--- BEGIN PROVIDED ENTRIES ---

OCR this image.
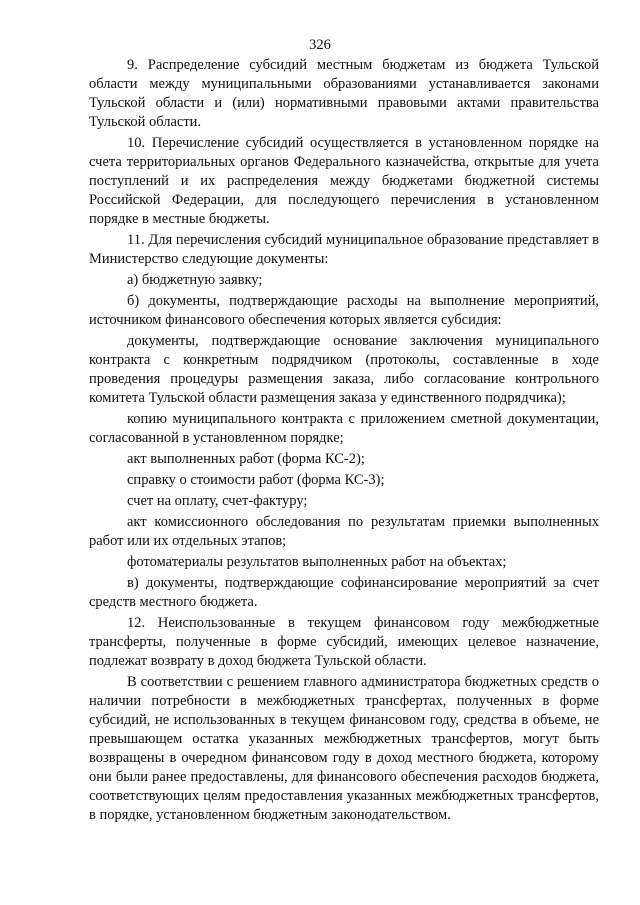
326

9. Распределение субсидий местным бюджетам из бюджета Тульской области между муниципальными образованиями устанавливается законами Тульской области и (или) нормативными правовыми актами правительства Тульской области.

10. Перечисление субсидий осуществляется в установленном порядке на счета территориальных органов Федерального казначейства, открытые для учета поступлений и их распределения между бюджетами бюджетной системы Российской Федерации, для последующего перечисления в установленном порядке в местные бюджеты.

11. Для перечисления субсидий муниципальное образование представляет в Министерство следующие документы:

а) бюджетную заявку;

б) документы, подтверждающие расходы на выполнение мероприятий, источником финансового обеспечения которых является субсидия:

документы, подтверждающие основание заключения муниципального контракта с конкретным подрядчиком (протоколы, составленные в ходе проведения процедуры размещения заказа, либо согласование контрольного комитета Тульской области размещения заказа у единственного подрядчика);

копию муниципального контракта с приложением сметной документации, согласованной в установленном порядке;

акт выполненных работ (форма КС-2);

справку о стоимости работ (форма КС-3);

счет на оплату, счет-фактуру;

акт комиссионного обследования по результатам приемки выполненных работ или их отдельных этапов;

фотоматериалы результатов выполненных работ на объектах;

в) документы, подтверждающие софинансирование мероприятий за счет средств местного бюджета.

12. Неиспользованные в текущем финансовом году межбюджетные трансферты, полученные в форме субсидий, имеющих целевое назначение, подлежат возврату в доход бюджета Тульской области.

В соответствии с решением главного администратора бюджетных средств о наличии потребности в межбюджетных трансфертах, полученных в форме субсидий, не использованных в текущем финансовом году, средства в объеме, не превышающем остатка указанных межбюджетных трансфертов, могут быть возвращены в очередном финансовом году в доход местного бюджета, которому они были ранее предоставлены, для финансового обеспечения расходов бюджета, соответствующих целям предоставления указанных межбюджетных трансфертов, в порядке, установленном бюджетным законодательством.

--- END PROVIDED ENTRIES ---

### PROBLEM STATEMENT
Copy out every line with the word "выполненных".

### EXERCISE RESULT
акт выполненных работ (форма КС-2);
акт комиссионного обследования по результатам приемки выполненных работ или их отдельных этапов;
фотоматериалы результатов выполненных работ на объектах;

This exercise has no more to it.